▶ **EXERCISE PROMPT**:
Copy out each line that has "name" in it.

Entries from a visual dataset
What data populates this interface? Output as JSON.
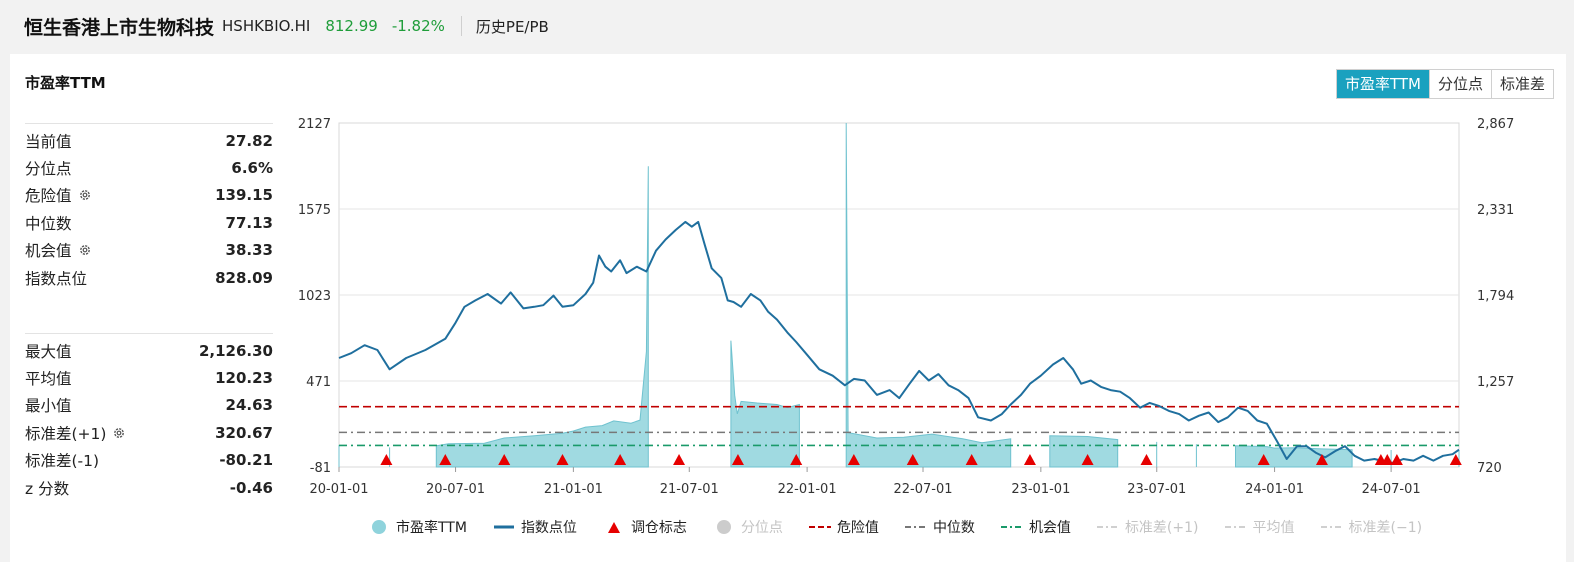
{
  "header": {
    "name": "恒生香港上市生物科技",
    "code": "HSHKBIO.HI",
    "price": "812.99",
    "change": "-1.82%",
    "tab": "历史PE/PB"
  },
  "panel": {
    "title": "市盈率TTM",
    "tabs": [
      "市盈率TTM",
      "分位点",
      "标准差"
    ],
    "active_tab": 0
  },
  "stats_top": [
    {
      "label": "当前值",
      "value": "27.82",
      "gear": false
    },
    {
      "label": "分位点",
      "value": "6.6%",
      "gear": false
    },
    {
      "label": "危险值",
      "value": "139.15",
      "gear": true
    },
    {
      "label": "中位数",
      "value": "77.13",
      "gear": false
    },
    {
      "label": "机会值",
      "value": "38.33",
      "gear": true
    },
    {
      "label": "指数点位",
      "value": "828.09",
      "gear": false
    }
  ],
  "stats_bottom": [
    {
      "label": "最大值",
      "value": "2,126.30",
      "gear": false
    },
    {
      "label": "平均值",
      "value": "120.23",
      "gear": false
    },
    {
      "label": "最小值",
      "value": "24.63",
      "gear": false
    },
    {
      "label": "标准差(+1)",
      "value": "320.67",
      "gear": true
    },
    {
      "label": "标准差(-1)",
      "value": "-80.21",
      "gear": false
    },
    {
      "label": "z 分数",
      "value": "-0.46",
      "gear": false
    }
  ],
  "colors": {
    "pe_area": "#8fd3dc",
    "index_line": "#1f6f9e",
    "marker": "#e60000",
    "danger": "#c00000",
    "median": "#777777",
    "opportunity": "#1a9a6a",
    "active_tab": "#1aa1bf",
    "up_down_green": "#1f9d3a"
  },
  "chart_data": {
    "type": "line",
    "x_ticks": [
      "20-01-01",
      "20-07-01",
      "21-01-01",
      "21-07-01",
      "22-01-01",
      "22-07-01",
      "23-01-01",
      "23-07-01",
      "24-01-01",
      "24-07-01"
    ],
    "x_domain": [
      "2020-01-01",
      "2024-10-15"
    ],
    "y_left": {
      "ticks": [
        "2127",
        "1575",
        "1023",
        "471",
        "-81"
      ],
      "ylim": [
        -81,
        2127
      ]
    },
    "y_right": {
      "ticks": [
        "2,867",
        "2,331",
        "1,794",
        "1,257",
        "720"
      ],
      "ylim": [
        720,
        2867
      ]
    },
    "legend": [
      {
        "name": "市盈率TTM",
        "symbol": "circle",
        "color": "#8fd3dc",
        "active": true
      },
      {
        "name": "指数点位",
        "symbol": "line",
        "color": "#1f6f9e",
        "active": true
      },
      {
        "name": "调仓标志",
        "symbol": "triangle",
        "color": "#e60000",
        "active": true
      },
      {
        "name": "分位点",
        "symbol": "circle",
        "color": "#cccccc",
        "active": false
      },
      {
        "name": "危险值",
        "symbol": "dash",
        "color": "#c00000",
        "active": true
      },
      {
        "name": "中位数",
        "symbol": "dashdot",
        "color": "#777777",
        "active": true
      },
      {
        "name": "机会值",
        "symbol": "dashdot",
        "color": "#1a9a6a",
        "active": true
      },
      {
        "name": "标准差(+1)",
        "symbol": "dashdot",
        "color": "#d0d0d0",
        "active": false
      },
      {
        "name": "平均值",
        "symbol": "dashdot",
        "color": "#d0d0d0",
        "active": false
      },
      {
        "name": "标准差(−1)",
        "symbol": "dashdot",
        "color": "#d0d0d0",
        "active": false
      }
    ],
    "reference_lines": {
      "danger": 139.15,
      "median": 77.13,
      "opportunity": 38.33
    },
    "pe_series": [
      [
        "2020-01-01",
        60
      ],
      [
        "2020-03-20",
        45
      ],
      [
        "2020-06-01",
        55
      ],
      [
        "2020-06-20",
        68
      ],
      [
        "2020-08-15",
        72
      ],
      [
        "2020-09-15",
        105
      ],
      [
        "2020-11-01",
        120
      ],
      [
        "2020-12-15",
        135
      ],
      [
        "2021-01-01",
        150
      ],
      [
        "2021-01-20",
        175
      ],
      [
        "2021-02-15",
        185
      ],
      [
        "2021-03-05",
        215
      ],
      [
        "2021-04-01",
        200
      ],
      [
        "2021-04-15",
        220
      ],
      [
        "2021-04-25",
        660
      ],
      [
        "2021-04-28",
        1850
      ],
      [
        "2021-09-04",
        730
      ],
      [
        "2021-09-10",
        380
      ],
      [
        "2021-09-14",
        260
      ],
      [
        "2021-09-20",
        340
      ],
      [
        "2021-10-15",
        330
      ],
      [
        "2021-11-15",
        320
      ],
      [
        "2021-12-01",
        300
      ],
      [
        "2021-12-20",
        320
      ],
      [
        "2022-03-03",
        2127
      ],
      [
        "2022-03-06",
        140
      ],
      [
        "2022-04-20",
        105
      ],
      [
        "2022-06-01",
        110
      ],
      [
        "2022-07-15",
        130
      ],
      [
        "2022-09-01",
        100
      ],
      [
        "2022-10-01",
        75
      ],
      [
        "2022-11-15",
        100
      ],
      [
        "2023-01-15",
        120
      ],
      [
        "2023-03-15",
        115
      ],
      [
        "2023-05-01",
        95
      ],
      [
        "2023-07-01",
        80
      ],
      [
        "2023-09-01",
        65
      ],
      [
        "2023-11-01",
        55
      ],
      [
        "2023-12-20",
        50
      ],
      [
        "2024-01-01",
        40
      ],
      [
        "2024-02-01",
        42
      ],
      [
        "2024-03-15",
        35
      ],
      [
        "2024-05-01",
        30
      ],
      [
        "2024-07-01",
        28
      ],
      [
        "2024-10-15",
        28
      ]
    ],
    "index_series": [
      [
        "2020-01-01",
        1400
      ],
      [
        "2020-01-20",
        1430
      ],
      [
        "2020-02-10",
        1480
      ],
      [
        "2020-03-01",
        1450
      ],
      [
        "2020-03-20",
        1330
      ],
      [
        "2020-04-15",
        1400
      ],
      [
        "2020-05-15",
        1450
      ],
      [
        "2020-06-15",
        1520
      ],
      [
        "2020-07-01",
        1620
      ],
      [
        "2020-07-15",
        1720
      ],
      [
        "2020-08-01",
        1760
      ],
      [
        "2020-08-20",
        1800
      ],
      [
        "2020-09-10",
        1740
      ],
      [
        "2020-09-25",
        1810
      ],
      [
        "2020-10-15",
        1710
      ],
      [
        "2020-11-01",
        1720
      ],
      [
        "2020-11-15",
        1730
      ],
      [
        "2020-12-01",
        1790
      ],
      [
        "2020-12-15",
        1720
      ],
      [
        "2021-01-01",
        1730
      ],
      [
        "2021-01-20",
        1800
      ],
      [
        "2021-02-01",
        1870
      ],
      [
        "2021-02-10",
        2040
      ],
      [
        "2021-02-20",
        1970
      ],
      [
        "2021-03-01",
        1940
      ],
      [
        "2021-03-15",
        2010
      ],
      [
        "2021-03-25",
        1930
      ],
      [
        "2021-04-10",
        1970
      ],
      [
        "2021-04-25",
        1940
      ],
      [
        "2021-05-10",
        2070
      ],
      [
        "2021-05-25",
        2140
      ],
      [
        "2021-06-10",
        2200
      ],
      [
        "2021-06-25",
        2250
      ],
      [
        "2021-07-05",
        2220
      ],
      [
        "2021-07-15",
        2250
      ],
      [
        "2021-07-25",
        2110
      ],
      [
        "2021-08-05",
        1960
      ],
      [
        "2021-08-20",
        1900
      ],
      [
        "2021-08-30",
        1760
      ],
      [
        "2021-09-08",
        1750
      ],
      [
        "2021-09-20",
        1720
      ],
      [
        "2021-10-05",
        1800
      ],
      [
        "2021-10-20",
        1760
      ],
      [
        "2021-11-01",
        1690
      ],
      [
        "2021-11-15",
        1640
      ],
      [
        "2021-12-01",
        1560
      ],
      [
        "2021-12-15",
        1500
      ],
      [
        "2022-01-01",
        1420
      ],
      [
        "2022-01-20",
        1330
      ],
      [
        "2022-02-10",
        1290
      ],
      [
        "2022-03-01",
        1230
      ],
      [
        "2022-03-15",
        1270
      ],
      [
        "2022-04-01",
        1260
      ],
      [
        "2022-04-20",
        1170
      ],
      [
        "2022-05-10",
        1200
      ],
      [
        "2022-05-25",
        1150
      ],
      [
        "2022-06-10",
        1240
      ],
      [
        "2022-06-25",
        1320
      ],
      [
        "2022-07-10",
        1260
      ],
      [
        "2022-07-25",
        1300
      ],
      [
        "2022-08-10",
        1230
      ],
      [
        "2022-08-25",
        1200
      ],
      [
        "2022-09-10",
        1150
      ],
      [
        "2022-09-25",
        1030
      ],
      [
        "2022-10-15",
        1010
      ],
      [
        "2022-11-01",
        1050
      ],
      [
        "2022-11-15",
        1110
      ],
      [
        "2022-12-01",
        1170
      ],
      [
        "2022-12-15",
        1240
      ],
      [
        "2023-01-01",
        1290
      ],
      [
        "2023-01-20",
        1360
      ],
      [
        "2023-02-05",
        1400
      ],
      [
        "2023-02-20",
        1330
      ],
      [
        "2023-03-05",
        1240
      ],
      [
        "2023-03-20",
        1260
      ],
      [
        "2023-04-05",
        1220
      ],
      [
        "2023-04-20",
        1200
      ],
      [
        "2023-05-05",
        1190
      ],
      [
        "2023-05-20",
        1150
      ],
      [
        "2023-06-05",
        1090
      ],
      [
        "2023-06-20",
        1120
      ],
      [
        "2023-07-05",
        1100
      ],
      [
        "2023-07-20",
        1070
      ],
      [
        "2023-08-05",
        1050
      ],
      [
        "2023-08-20",
        1010
      ],
      [
        "2023-09-05",
        1040
      ],
      [
        "2023-09-20",
        1060
      ],
      [
        "2023-10-05",
        1000
      ],
      [
        "2023-10-20",
        1030
      ],
      [
        "2023-11-05",
        1090
      ],
      [
        "2023-11-20",
        1070
      ],
      [
        "2023-12-05",
        1010
      ],
      [
        "2023-12-20",
        990
      ],
      [
        "2024-01-05",
        880
      ],
      [
        "2024-01-20",
        770
      ],
      [
        "2024-02-05",
        850
      ],
      [
        "2024-02-20",
        850
      ],
      [
        "2024-03-05",
        810
      ],
      [
        "2024-03-20",
        780
      ],
      [
        "2024-04-05",
        820
      ],
      [
        "2024-04-20",
        850
      ],
      [
        "2024-05-05",
        790
      ],
      [
        "2024-05-20",
        760
      ],
      [
        "2024-06-05",
        770
      ],
      [
        "2024-06-20",
        755
      ],
      [
        "2024-07-05",
        745
      ],
      [
        "2024-07-20",
        770
      ],
      [
        "2024-08-05",
        760
      ],
      [
        "2024-08-20",
        790
      ],
      [
        "2024-09-05",
        760
      ],
      [
        "2024-09-20",
        790
      ],
      [
        "2024-10-05",
        800
      ],
      [
        "2024-10-15",
        828
      ]
    ],
    "rebalance_markers": [
      "2020-03-15",
      "2020-06-15",
      "2020-09-15",
      "2020-12-15",
      "2021-03-15",
      "2021-06-15",
      "2021-09-15",
      "2021-12-15",
      "2022-03-15",
      "2022-06-15",
      "2022-09-15",
      "2022-12-15",
      "2023-03-15",
      "2023-06-15",
      "2023-12-15",
      "2024-03-15",
      "2024-06-15",
      "2024-06-25",
      "2024-07-10",
      "2024-10-10"
    ]
  }
}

▶ **ANSWER FOR THIS EXERCISE**:
    "name": "恒生香港上市生物科技",
        "name": "市盈率TTM",
        "name": "指数点位",
        "name": "调仓标志",
        "name": "分位点",
        "name": "危险值",
        "name": "中位数",
        "name": "机会值",
        "name": "标准差(+1)",
        "name": "平均值",
        "name": "标准差(−1)",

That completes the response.